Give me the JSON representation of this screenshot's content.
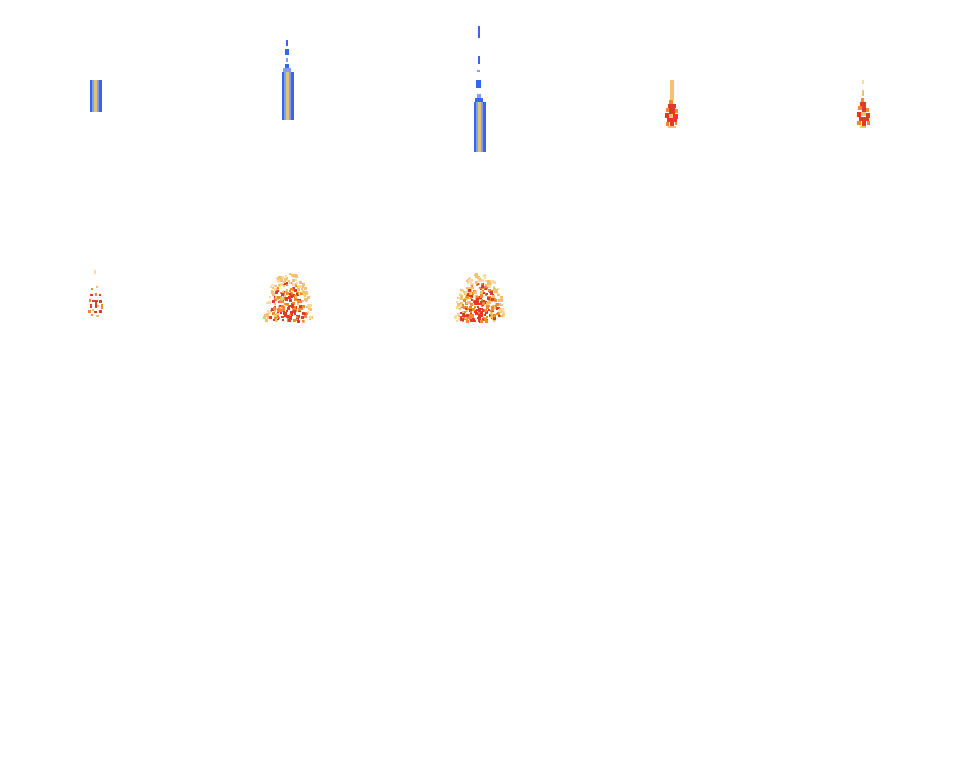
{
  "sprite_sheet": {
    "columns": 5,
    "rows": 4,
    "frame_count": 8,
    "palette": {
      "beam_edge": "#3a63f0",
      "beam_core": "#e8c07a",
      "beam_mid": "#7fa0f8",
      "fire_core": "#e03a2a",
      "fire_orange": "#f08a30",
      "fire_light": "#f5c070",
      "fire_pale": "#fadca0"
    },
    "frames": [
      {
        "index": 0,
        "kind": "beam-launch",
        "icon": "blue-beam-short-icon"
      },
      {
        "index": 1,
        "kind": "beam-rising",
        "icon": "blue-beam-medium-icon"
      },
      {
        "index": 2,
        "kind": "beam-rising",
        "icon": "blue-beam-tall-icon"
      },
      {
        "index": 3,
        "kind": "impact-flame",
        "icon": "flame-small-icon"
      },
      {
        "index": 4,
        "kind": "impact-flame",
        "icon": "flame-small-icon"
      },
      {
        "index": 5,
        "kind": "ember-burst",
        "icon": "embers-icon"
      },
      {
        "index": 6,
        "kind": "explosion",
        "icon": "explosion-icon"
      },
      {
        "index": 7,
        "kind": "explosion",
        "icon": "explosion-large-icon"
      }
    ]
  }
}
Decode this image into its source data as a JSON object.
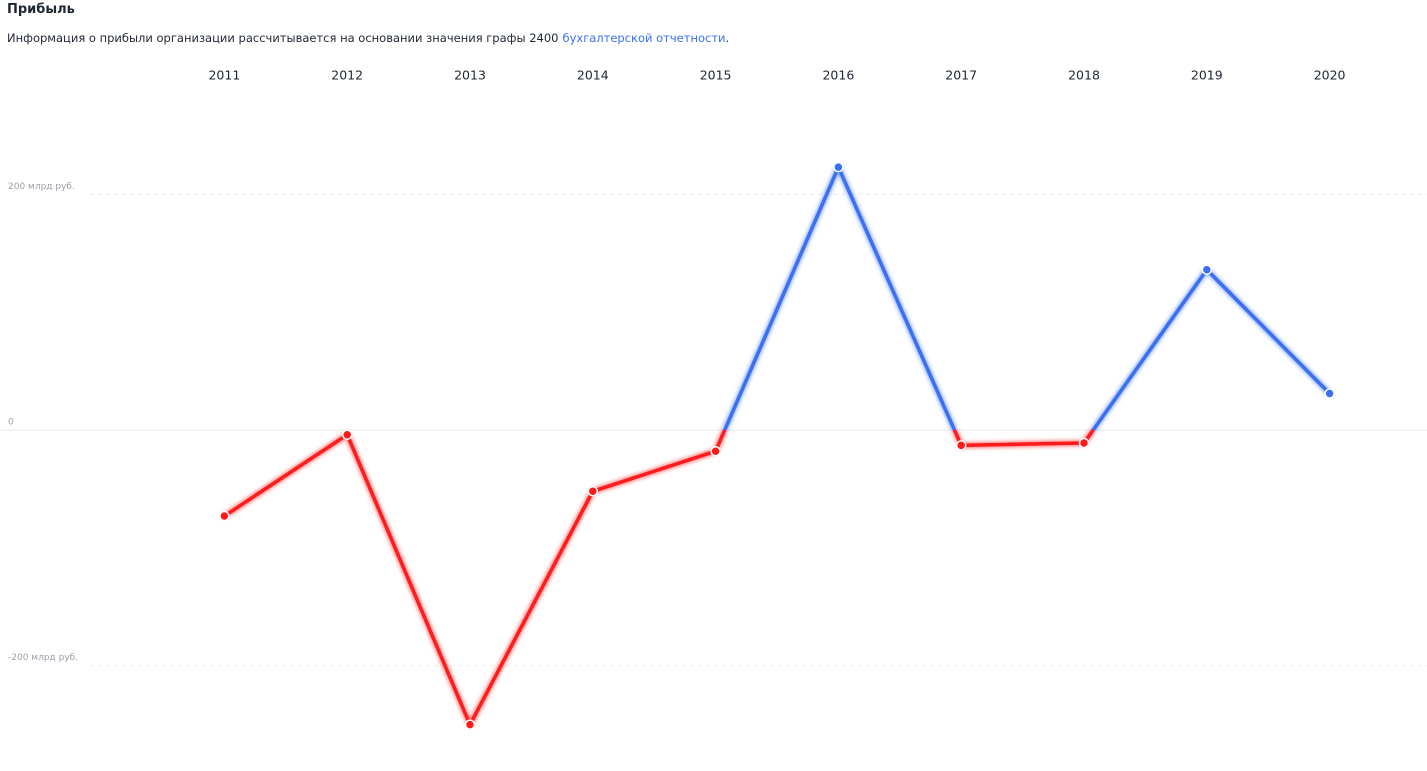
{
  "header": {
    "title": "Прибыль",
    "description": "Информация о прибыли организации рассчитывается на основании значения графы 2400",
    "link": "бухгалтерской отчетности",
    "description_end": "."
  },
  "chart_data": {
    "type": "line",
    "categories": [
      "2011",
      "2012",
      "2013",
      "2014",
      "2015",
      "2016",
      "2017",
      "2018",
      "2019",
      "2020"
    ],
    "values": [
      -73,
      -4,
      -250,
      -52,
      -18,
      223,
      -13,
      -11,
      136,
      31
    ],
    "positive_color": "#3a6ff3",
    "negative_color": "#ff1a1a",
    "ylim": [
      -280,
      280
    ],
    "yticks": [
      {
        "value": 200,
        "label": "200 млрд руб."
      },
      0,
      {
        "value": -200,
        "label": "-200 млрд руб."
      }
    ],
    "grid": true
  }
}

### Problem details
Repeat the data in full and exactly. Omit pictures.

### Correct response
Give me the JSON representation of this screenshot's content.
{
  "sprite_sheet": {
    "columns": 5,
    "rows": 4,
    "frame_count": 8,
    "palette": {
      "beam_edge": "#3a63f0",
      "beam_core": "#e8c07a",
      "beam_mid": "#7fa0f8",
      "fire_core": "#e03a2a",
      "fire_orange": "#f08a30",
      "fire_light": "#f5c070",
      "fire_pale": "#fadca0"
    },
    "frames": [
      {
        "index": 0,
        "kind": "beam-launch",
        "icon": "blue-beam-short-icon"
      },
      {
        "index": 1,
        "kind": "beam-rising",
        "icon": "blue-beam-medium-icon"
      },
      {
        "index": 2,
        "kind": "beam-rising",
        "icon": "blue-beam-tall-icon"
      },
      {
        "index": 3,
        "kind": "impact-flame",
        "icon": "flame-small-icon"
      },
      {
        "index": 4,
        "kind": "impact-flame",
        "icon": "flame-small-icon"
      },
      {
        "index": 5,
        "kind": "ember-burst",
        "icon": "embers-icon"
      },
      {
        "index": 6,
        "kind": "explosion",
        "icon": "explosion-icon"
      },
      {
        "index": 7,
        "kind": "explosion",
        "icon": "explosion-large-icon"
      }
    ]
  }
}
Decode this image into its source data as a JSON object.
{
  "header": {
    "title": "Прибыль",
    "description": "Информация о прибыли организации рассчитывается на основании значения графы 2400",
    "link": "бухгалтерской отчетности",
    "description_end": "."
  },
  "chart_data": {
    "type": "line",
    "categories": [
      "2011",
      "2012",
      "2013",
      "2014",
      "2015",
      "2016",
      "2017",
      "2018",
      "2019",
      "2020"
    ],
    "values": [
      -73,
      -4,
      -250,
      -52,
      -18,
      223,
      -13,
      -11,
      136,
      31
    ],
    "positive_color": "#3a6ff3",
    "negative_color": "#ff1a1a",
    "ylim": [
      -280,
      280
    ],
    "yticks": [
      {
        "value": 200,
        "label": "200 млрд руб."
      },
      0,
      {
        "value": -200,
        "label": "-200 млрд руб."
      }
    ],
    "grid": true
  }
}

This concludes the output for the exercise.